> _Job_
The records below are to be quoted in full; please keep every word exact.

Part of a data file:
######

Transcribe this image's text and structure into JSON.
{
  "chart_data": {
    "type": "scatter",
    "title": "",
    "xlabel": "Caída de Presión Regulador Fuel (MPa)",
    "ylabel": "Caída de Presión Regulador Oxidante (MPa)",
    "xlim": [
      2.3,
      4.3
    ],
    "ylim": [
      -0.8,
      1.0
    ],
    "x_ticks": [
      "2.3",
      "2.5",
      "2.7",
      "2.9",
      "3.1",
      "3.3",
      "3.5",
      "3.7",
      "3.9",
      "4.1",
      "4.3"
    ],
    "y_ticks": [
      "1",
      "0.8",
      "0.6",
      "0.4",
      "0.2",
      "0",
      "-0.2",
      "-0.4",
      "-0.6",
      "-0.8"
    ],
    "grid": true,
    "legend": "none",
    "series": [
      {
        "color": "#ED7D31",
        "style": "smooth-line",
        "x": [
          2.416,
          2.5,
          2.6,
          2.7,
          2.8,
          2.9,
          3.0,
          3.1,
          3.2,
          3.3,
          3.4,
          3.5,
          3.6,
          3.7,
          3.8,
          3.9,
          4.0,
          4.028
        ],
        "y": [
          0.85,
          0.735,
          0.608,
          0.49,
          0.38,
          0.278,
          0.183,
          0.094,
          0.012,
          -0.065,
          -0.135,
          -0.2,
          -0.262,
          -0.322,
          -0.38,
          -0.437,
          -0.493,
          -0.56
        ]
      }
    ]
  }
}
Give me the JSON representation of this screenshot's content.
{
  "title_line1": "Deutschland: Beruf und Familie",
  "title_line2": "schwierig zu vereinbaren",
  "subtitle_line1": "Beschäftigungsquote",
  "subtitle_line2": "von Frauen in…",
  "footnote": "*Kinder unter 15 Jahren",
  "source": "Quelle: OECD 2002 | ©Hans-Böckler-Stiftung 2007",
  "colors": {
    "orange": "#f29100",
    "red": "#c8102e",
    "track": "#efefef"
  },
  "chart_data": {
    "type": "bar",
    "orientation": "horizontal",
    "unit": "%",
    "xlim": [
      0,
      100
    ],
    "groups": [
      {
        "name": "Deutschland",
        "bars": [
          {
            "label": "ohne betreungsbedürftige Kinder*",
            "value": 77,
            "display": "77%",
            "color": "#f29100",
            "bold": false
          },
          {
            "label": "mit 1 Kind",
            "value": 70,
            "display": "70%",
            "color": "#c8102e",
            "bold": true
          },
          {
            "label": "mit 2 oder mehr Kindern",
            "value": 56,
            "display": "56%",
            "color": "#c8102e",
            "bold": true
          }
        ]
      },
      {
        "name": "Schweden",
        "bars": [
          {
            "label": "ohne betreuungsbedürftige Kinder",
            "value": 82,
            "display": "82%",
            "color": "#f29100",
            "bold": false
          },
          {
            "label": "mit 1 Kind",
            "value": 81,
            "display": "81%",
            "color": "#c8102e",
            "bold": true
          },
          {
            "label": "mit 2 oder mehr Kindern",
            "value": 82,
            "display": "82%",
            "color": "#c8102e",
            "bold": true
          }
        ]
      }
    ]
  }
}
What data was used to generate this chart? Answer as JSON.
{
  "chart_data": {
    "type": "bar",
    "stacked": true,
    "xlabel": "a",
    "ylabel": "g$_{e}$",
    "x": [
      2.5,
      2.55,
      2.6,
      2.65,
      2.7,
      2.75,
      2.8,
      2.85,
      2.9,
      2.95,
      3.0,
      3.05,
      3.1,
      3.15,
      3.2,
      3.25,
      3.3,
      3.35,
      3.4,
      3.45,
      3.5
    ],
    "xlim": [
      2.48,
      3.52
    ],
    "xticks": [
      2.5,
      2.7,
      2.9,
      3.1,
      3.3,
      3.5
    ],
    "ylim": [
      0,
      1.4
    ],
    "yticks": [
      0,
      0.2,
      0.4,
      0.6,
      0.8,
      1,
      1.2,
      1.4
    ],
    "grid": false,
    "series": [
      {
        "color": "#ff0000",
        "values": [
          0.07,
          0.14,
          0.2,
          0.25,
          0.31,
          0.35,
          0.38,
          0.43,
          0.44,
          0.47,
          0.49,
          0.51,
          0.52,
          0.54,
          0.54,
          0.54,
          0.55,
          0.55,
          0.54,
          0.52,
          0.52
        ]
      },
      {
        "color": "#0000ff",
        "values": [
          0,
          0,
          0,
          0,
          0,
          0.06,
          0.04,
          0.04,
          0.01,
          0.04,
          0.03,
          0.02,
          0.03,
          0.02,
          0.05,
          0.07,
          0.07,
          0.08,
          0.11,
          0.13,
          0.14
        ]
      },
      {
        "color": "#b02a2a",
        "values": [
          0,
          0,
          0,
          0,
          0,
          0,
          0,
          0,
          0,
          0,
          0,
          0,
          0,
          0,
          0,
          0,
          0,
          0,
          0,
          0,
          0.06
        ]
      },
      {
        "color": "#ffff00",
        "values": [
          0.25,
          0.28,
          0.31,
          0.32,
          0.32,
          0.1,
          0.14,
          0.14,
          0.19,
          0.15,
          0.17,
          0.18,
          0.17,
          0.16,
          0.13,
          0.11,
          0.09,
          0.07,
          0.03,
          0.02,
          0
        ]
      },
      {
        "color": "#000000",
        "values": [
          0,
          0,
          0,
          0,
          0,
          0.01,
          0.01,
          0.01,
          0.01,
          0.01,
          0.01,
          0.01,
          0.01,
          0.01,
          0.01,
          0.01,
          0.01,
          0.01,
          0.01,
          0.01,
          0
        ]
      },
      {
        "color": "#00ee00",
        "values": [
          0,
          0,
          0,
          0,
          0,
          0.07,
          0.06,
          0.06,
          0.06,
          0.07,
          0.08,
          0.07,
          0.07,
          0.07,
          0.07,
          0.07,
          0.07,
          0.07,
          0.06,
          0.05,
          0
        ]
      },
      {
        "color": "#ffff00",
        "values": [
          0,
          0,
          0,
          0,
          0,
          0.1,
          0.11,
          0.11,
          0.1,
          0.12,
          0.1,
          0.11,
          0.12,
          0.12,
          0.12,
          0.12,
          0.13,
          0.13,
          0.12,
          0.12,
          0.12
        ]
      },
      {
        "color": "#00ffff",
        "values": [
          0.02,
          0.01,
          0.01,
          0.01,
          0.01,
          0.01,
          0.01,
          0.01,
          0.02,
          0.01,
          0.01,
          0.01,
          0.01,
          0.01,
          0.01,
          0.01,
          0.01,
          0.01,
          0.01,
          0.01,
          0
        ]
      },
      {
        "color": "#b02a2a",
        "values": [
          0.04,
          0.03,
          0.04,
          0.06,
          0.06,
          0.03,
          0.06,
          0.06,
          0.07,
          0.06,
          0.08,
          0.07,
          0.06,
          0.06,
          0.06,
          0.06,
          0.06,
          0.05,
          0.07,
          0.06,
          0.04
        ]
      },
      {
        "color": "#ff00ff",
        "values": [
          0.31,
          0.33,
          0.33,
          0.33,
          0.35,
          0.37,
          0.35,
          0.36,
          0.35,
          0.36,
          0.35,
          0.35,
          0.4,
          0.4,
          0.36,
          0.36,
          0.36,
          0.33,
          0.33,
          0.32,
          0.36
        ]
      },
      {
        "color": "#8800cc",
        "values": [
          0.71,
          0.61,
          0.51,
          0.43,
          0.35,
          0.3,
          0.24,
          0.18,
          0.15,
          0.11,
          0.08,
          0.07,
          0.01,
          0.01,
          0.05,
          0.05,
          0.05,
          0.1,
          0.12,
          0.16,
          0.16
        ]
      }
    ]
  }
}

######

> _The answer_
Transcribe this image's text and structure into JSON.
{
  "chart_data": {
    "type": "scatter",
    "title": "",
    "xlabel": "Caída de Presión Regulador Fuel (MPa)",
    "ylabel": "Caída de Presión Regulador Oxidante (MPa)",
    "xlim": [
      2.3,
      4.3
    ],
    "ylim": [
      -0.8,
      1.0
    ],
    "x_ticks": [
      "2.3",
      "2.5",
      "2.7",
      "2.9",
      "3.1",
      "3.3",
      "3.5",
      "3.7",
      "3.9",
      "4.1",
      "4.3"
    ],
    "y_ticks": [
      "1",
      "0.8",
      "0.6",
      "0.4",
      "0.2",
      "0",
      "-0.2",
      "-0.4",
      "-0.6",
      "-0.8"
    ],
    "grid": true,
    "legend": "none",
    "series": [
      {
        "color": "#ED7D31",
        "style": "smooth-line",
        "x": [
          2.416,
          2.5,
          2.6,
          2.7,
          2.8,
          2.9,
          3.0,
          3.1,
          3.2,
          3.3,
          3.4,
          3.5,
          3.6,
          3.7,
          3.8,
          3.9,
          4.0,
          4.028
        ],
        "y": [
          0.85,
          0.735,
          0.608,
          0.49,
          0.38,
          0.278,
          0.183,
          0.094,
          0.012,
          -0.065,
          -0.135,
          -0.2,
          -0.262,
          -0.322,
          -0.38,
          -0.437,
          -0.493,
          -0.56
        ]
      }
    ]
  }
}
Give me the JSON representation of this screenshot's content.
{
  "title_line1": "Deutschland: Beruf und Familie",
  "title_line2": "schwierig zu vereinbaren",
  "subtitle_line1": "Beschäftigungsquote",
  "subtitle_line2": "von Frauen in…",
  "footnote": "*Kinder unter 15 Jahren",
  "source": "Quelle: OECD 2002 | ©Hans-Böckler-Stiftung 2007",
  "colors": {
    "orange": "#f29100",
    "red": "#c8102e",
    "track": "#efefef"
  },
  "chart_data": {
    "type": "bar",
    "orientation": "horizontal",
    "unit": "%",
    "xlim": [
      0,
      100
    ],
    "groups": [
      {
        "name": "Deutschland",
        "bars": [
          {
            "label": "ohne betreungsbedürftige Kinder*",
            "value": 77,
            "display": "77%",
            "color": "#f29100",
            "bold": false
          },
          {
            "label": "mit 1 Kind",
            "value": 70,
            "display": "70%",
            "color": "#c8102e",
            "bold": true
          },
          {
            "label": "mit 2 oder mehr Kindern",
            "value": 56,
            "display": "56%",
            "color": "#c8102e",
            "bold": true
          }
        ]
      },
      {
        "name": "Schweden",
        "bars": [
          {
            "label": "ohne betreuungsbedürftige Kinder",
            "value": 82,
            "display": "82%",
            "color": "#f29100",
            "bold": false
          },
          {
            "label": "mit 1 Kind",
            "value": 81,
            "display": "81%",
            "color": "#c8102e",
            "bold": true
          },
          {
            "label": "mit 2 oder mehr Kindern",
            "value": 82,
            "display": "82%",
            "color": "#c8102e",
            "bold": true
          }
        ]
      }
    ]
  }
}
What data was used to generate this chart? Answer as JSON.
{
  "chart_data": {
    "type": "bar",
    "stacked": true,
    "xlabel": "a",
    "ylabel": "g$_{e}$",
    "x": [
      2.5,
      2.55,
      2.6,
      2.65,
      2.7,
      2.75,
      2.8,
      2.85,
      2.9,
      2.95,
      3.0,
      3.05,
      3.1,
      3.15,
      3.2,
      3.25,
      3.3,
      3.35,
      3.4,
      3.45,
      3.5
    ],
    "xlim": [
      2.48,
      3.52
    ],
    "xticks": [
      2.5,
      2.7,
      2.9,
      3.1,
      3.3,
      3.5
    ],
    "ylim": [
      0,
      1.4
    ],
    "yticks": [
      0,
      0.2,
      0.4,
      0.6,
      0.8,
      1,
      1.2,
      1.4
    ],
    "grid": false,
    "series": [
      {
        "color": "#ff0000",
        "values": [
          0.07,
          0.14,
          0.2,
          0.25,
          0.31,
          0.35,
          0.38,
          0.43,
          0.44,
          0.47,
          0.49,
          0.51,
          0.52,
          0.54,
          0.54,
          0.54,
          0.55,
          0.55,
          0.54,
          0.52,
          0.52
        ]
      },
      {
        "color": "#0000ff",
        "values": [
          0,
          0,
          0,
          0,
          0,
          0.06,
          0.04,
          0.04,
          0.01,
          0.04,
          0.03,
          0.02,
          0.03,
          0.02,
          0.05,
          0.07,
          0.07,
          0.08,
          0.11,
          0.13,
          0.14
        ]
      },
      {
        "color": "#b02a2a",
        "values": [
          0,
          0,
          0,
          0,
          0,
          0,
          0,
          0,
          0,
          0,
          0,
          0,
          0,
          0,
          0,
          0,
          0,
          0,
          0,
          0,
          0.06
        ]
      },
      {
        "color": "#ffff00",
        "values": [
          0.25,
          0.28,
          0.31,
          0.32,
          0.32,
          0.1,
          0.14,
          0.14,
          0.19,
          0.15,
          0.17,
          0.18,
          0.17,
          0.16,
          0.13,
          0.11,
          0.09,
          0.07,
          0.03,
          0.02,
          0
        ]
      },
      {
        "color": "#000000",
        "values": [
          0,
          0,
          0,
          0,
          0,
          0.01,
          0.01,
          0.01,
          0.01,
          0.01,
          0.01,
          0.01,
          0.01,
          0.01,
          0.01,
          0.01,
          0.01,
          0.01,
          0.01,
          0.01,
          0
        ]
      },
      {
        "color": "#00ee00",
        "values": [
          0,
          0,
          0,
          0,
          0,
          0.07,
          0.06,
          0.06,
          0.06,
          0.07,
          0.08,
          0.07,
          0.07,
          0.07,
          0.07,
          0.07,
          0.07,
          0.07,
          0.06,
          0.05,
          0
        ]
      },
      {
        "color": "#ffff00",
        "values": [
          0,
          0,
          0,
          0,
          0,
          0.1,
          0.11,
          0.11,
          0.1,
          0.12,
          0.1,
          0.11,
          0.12,
          0.12,
          0.12,
          0.12,
          0.13,
          0.13,
          0.12,
          0.12,
          0.12
        ]
      },
      {
        "color": "#00ffff",
        "values": [
          0.02,
          0.01,
          0.01,
          0.01,
          0.01,
          0.01,
          0.01,
          0.01,
          0.02,
          0.01,
          0.01,
          0.01,
          0.01,
          0.01,
          0.01,
          0.01,
          0.01,
          0.01,
          0.01,
          0.01,
          0
        ]
      },
      {
        "color": "#b02a2a",
        "values": [
          0.04,
          0.03,
          0.04,
          0.06,
          0.06,
          0.03,
          0.06,
          0.06,
          0.07,
          0.06,
          0.08,
          0.07,
          0.06,
          0.06,
          0.06,
          0.06,
          0.06,
          0.05,
          0.07,
          0.06,
          0.04
        ]
      },
      {
        "color": "#ff00ff",
        "values": [
          0.31,
          0.33,
          0.33,
          0.33,
          0.35,
          0.37,
          0.35,
          0.36,
          0.35,
          0.36,
          0.35,
          0.35,
          0.4,
          0.4,
          0.36,
          0.36,
          0.36,
          0.33,
          0.33,
          0.32,
          0.36
        ]
      },
      {
        "color": "#8800cc",
        "values": [
          0.71,
          0.61,
          0.51,
          0.43,
          0.35,
          0.3,
          0.24,
          0.18,
          0.15,
          0.11,
          0.08,
          0.07,
          0.01,
          0.01,
          0.05,
          0.05,
          0.05,
          0.1,
          0.12,
          0.16,
          0.16
        ]
      }
    ]
  }
}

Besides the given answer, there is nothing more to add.